Exercise brief:
Repeat the data word for word. Do not include the pictures.
"""
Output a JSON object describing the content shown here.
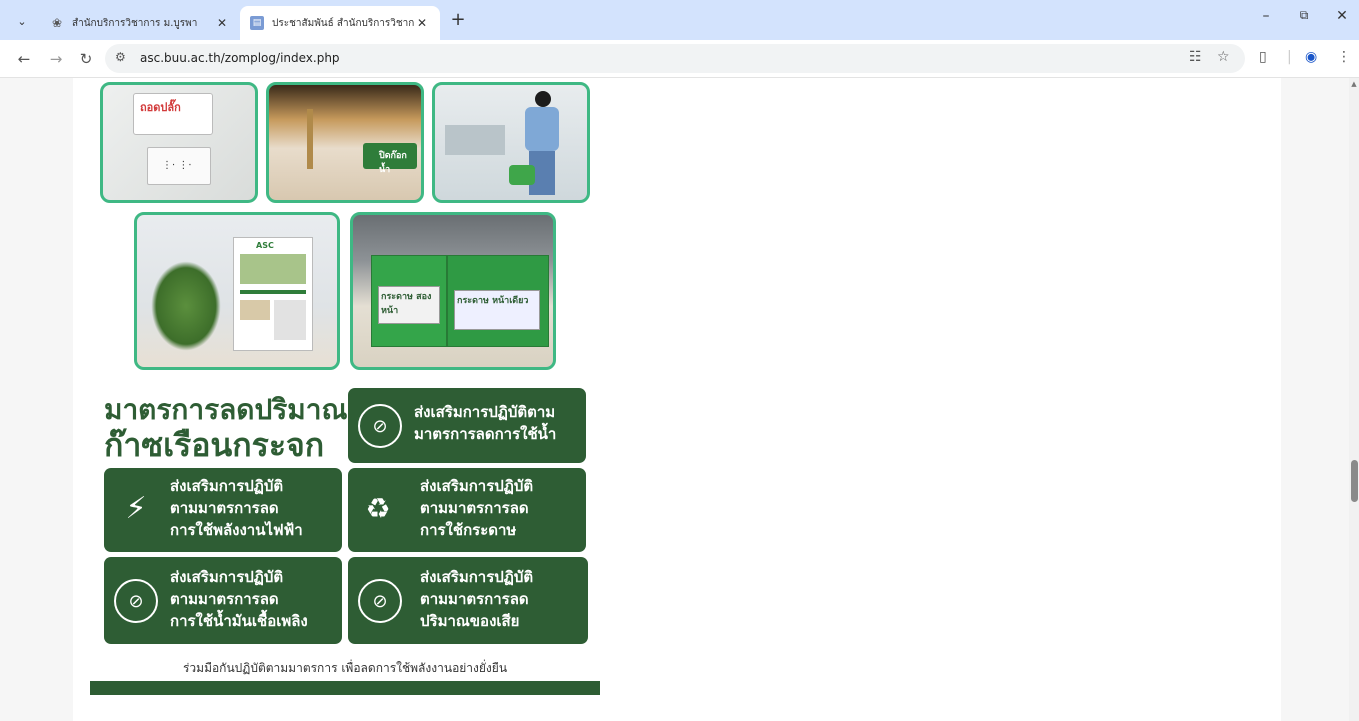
{
  "browser": {
    "tabs": [
      {
        "title": "สำนักบริการวิชาการ ม.บูรพา",
        "active": false
      },
      {
        "title": "ประชาสัมพันธ์ สำนักบริการวิชาการ",
        "active": true
      }
    ],
    "url": "asc.buu.ac.th/zomplog/index.php"
  },
  "poster": {
    "photo_labels": {
      "plug_sign": "ถอดปลั๊ก",
      "tap_sign": "ปิดก๊อกน้ำ",
      "box_left": "กระดาษ สองหน้า",
      "box_right": "กระดาษ หน้าเดียว",
      "board_title": "ASC"
    },
    "headline_line1": "มาตรการลดปริมาณ",
    "headline_line2": "ก๊าซเรือนกระจก",
    "cards": [
      {
        "line1": "ส่งเสริมการปฏิบัติตาม",
        "line2": "มาตรการลดการใช้น้ำ",
        "line3": ""
      },
      {
        "line1": "ส่งเสริมการปฏิบัติ",
        "line2": "ตามมาตรการลด",
        "line3": "การใช้พลังงานไฟฟ้า"
      },
      {
        "line1": "ส่งเสริมการปฏิบัติ",
        "line2": "ตามมาตรการลด",
        "line3": "การใช้กระดาษ"
      },
      {
        "line1": "ส่งเสริมการปฏิบัติ",
        "line2": "ตามมาตรการลด",
        "line3": "การใช้น้ำมันเชื้อเพลิง"
      },
      {
        "line1": "ส่งเสริมการปฏิบัติ",
        "line2": "ตามมาตรการลด",
        "line3": "ปริมาณของเสีย"
      }
    ],
    "footer": "ร่วมมือกันปฏิบัติตามมาตรการ เพื่อลดการใช้พลังงานอย่างยั่งยืน"
  },
  "colors": {
    "brand_green": "#2e5d34",
    "photo_border": "#3fb884",
    "tabbar": "#d3e3fd"
  }
}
"""
Written answer:
Output a JSON object describing the content shown here.
{
  "browser": {
    "tabs": [
      {
        "title": "สำนักบริการวิชาการ ม.บูรพา",
        "active": false
      },
      {
        "title": "ประชาสัมพันธ์ สำนักบริการวิชาการ",
        "active": true
      }
    ],
    "url": "asc.buu.ac.th/zomplog/index.php"
  },
  "poster": {
    "photo_labels": {
      "plug_sign": "ถอดปลั๊ก",
      "tap_sign": "ปิดก๊อกน้ำ",
      "box_left": "กระดาษ สองหน้า",
      "box_right": "กระดาษ หน้าเดียว",
      "board_title": "ASC"
    },
    "headline_line1": "มาตรการลดปริมาณ",
    "headline_line2": "ก๊าซเรือนกระจก",
    "cards": [
      {
        "line1": "ส่งเสริมการปฏิบัติตาม",
        "line2": "มาตรการลดการใช้น้ำ",
        "line3": ""
      },
      {
        "line1": "ส่งเสริมการปฏิบัติ",
        "line2": "ตามมาตรการลด",
        "line3": "การใช้พลังงานไฟฟ้า"
      },
      {
        "line1": "ส่งเสริมการปฏิบัติ",
        "line2": "ตามมาตรการลด",
        "line3": "การใช้กระดาษ"
      },
      {
        "line1": "ส่งเสริมการปฏิบัติ",
        "line2": "ตามมาตรการลด",
        "line3": "การใช้น้ำมันเชื้อเพลิง"
      },
      {
        "line1": "ส่งเสริมการปฏิบัติ",
        "line2": "ตามมาตรการลด",
        "line3": "ปริมาณของเสีย"
      }
    ],
    "footer": "ร่วมมือกันปฏิบัติตามมาตรการ เพื่อลดการใช้พลังงานอย่างยั่งยืน"
  },
  "colors": {
    "brand_green": "#2e5d34",
    "photo_border": "#3fb884",
    "tabbar": "#d3e3fd"
  }
}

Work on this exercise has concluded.